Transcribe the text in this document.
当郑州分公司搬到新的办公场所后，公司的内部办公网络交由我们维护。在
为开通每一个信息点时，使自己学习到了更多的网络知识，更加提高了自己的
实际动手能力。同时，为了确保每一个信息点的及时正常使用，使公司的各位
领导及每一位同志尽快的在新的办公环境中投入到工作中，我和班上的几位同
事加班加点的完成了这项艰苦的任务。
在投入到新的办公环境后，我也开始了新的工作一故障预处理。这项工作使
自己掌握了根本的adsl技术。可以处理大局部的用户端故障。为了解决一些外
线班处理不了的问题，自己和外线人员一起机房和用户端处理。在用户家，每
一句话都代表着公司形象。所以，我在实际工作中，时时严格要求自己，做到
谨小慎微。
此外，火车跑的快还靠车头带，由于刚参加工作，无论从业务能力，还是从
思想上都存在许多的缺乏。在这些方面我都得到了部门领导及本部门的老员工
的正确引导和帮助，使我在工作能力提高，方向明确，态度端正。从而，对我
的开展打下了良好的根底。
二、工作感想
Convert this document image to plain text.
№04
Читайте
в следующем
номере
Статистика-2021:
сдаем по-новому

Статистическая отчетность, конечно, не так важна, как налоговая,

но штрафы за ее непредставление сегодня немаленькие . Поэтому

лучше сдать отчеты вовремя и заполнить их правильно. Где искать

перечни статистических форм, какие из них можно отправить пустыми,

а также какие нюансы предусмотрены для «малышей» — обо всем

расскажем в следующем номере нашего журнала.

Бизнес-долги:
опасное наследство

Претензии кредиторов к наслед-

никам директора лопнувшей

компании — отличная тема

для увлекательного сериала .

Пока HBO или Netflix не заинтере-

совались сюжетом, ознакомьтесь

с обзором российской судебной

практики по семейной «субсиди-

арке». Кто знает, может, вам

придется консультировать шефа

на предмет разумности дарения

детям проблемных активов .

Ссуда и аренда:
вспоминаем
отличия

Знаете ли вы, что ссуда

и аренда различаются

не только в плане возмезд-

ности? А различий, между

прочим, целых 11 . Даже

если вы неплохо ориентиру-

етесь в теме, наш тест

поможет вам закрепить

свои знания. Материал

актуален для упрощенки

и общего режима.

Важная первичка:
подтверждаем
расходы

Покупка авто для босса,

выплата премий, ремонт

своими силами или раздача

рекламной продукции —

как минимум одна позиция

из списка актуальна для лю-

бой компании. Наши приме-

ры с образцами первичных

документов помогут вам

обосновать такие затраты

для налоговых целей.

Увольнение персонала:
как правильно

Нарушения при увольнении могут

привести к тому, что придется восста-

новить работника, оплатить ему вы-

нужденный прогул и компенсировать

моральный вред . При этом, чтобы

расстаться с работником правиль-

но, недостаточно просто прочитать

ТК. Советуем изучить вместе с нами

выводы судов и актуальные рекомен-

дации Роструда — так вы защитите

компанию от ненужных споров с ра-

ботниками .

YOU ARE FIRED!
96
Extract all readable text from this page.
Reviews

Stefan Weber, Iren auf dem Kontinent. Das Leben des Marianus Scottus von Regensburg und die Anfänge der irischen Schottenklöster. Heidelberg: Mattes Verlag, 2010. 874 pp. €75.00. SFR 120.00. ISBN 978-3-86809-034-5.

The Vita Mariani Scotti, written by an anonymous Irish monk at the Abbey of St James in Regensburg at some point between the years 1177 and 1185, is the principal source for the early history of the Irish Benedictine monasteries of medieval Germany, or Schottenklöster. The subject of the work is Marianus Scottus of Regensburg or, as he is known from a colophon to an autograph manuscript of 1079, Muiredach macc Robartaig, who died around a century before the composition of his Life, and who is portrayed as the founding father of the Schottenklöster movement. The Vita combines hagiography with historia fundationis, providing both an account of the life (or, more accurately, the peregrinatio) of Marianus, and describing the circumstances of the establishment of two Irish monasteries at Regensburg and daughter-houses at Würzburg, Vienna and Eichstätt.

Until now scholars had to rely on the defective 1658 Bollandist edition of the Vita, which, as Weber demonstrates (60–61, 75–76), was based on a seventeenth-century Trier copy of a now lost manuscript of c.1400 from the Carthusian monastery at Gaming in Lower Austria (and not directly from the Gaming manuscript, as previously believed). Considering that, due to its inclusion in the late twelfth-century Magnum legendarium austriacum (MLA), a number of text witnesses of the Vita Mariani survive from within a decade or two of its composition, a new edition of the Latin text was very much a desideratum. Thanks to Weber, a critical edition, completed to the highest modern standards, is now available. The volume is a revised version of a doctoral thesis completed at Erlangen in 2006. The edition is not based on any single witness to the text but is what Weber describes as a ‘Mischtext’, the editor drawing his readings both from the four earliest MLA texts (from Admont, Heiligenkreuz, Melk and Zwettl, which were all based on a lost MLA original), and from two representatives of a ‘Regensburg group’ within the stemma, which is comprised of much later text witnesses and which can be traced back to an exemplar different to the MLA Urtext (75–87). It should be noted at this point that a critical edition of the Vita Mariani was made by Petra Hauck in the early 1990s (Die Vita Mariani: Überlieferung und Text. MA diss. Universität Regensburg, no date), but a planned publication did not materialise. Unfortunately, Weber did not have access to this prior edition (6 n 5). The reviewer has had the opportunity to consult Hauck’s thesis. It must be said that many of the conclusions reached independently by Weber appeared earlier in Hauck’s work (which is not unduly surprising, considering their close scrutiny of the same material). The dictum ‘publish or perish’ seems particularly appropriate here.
- - -
:: WORK TO BE COMPLETED ::
Search the records above for the string "следующем". Copy every line that contains it.

:: RESULT BELOW ::
в следующем
расскажем в следующем номере нашего журнала.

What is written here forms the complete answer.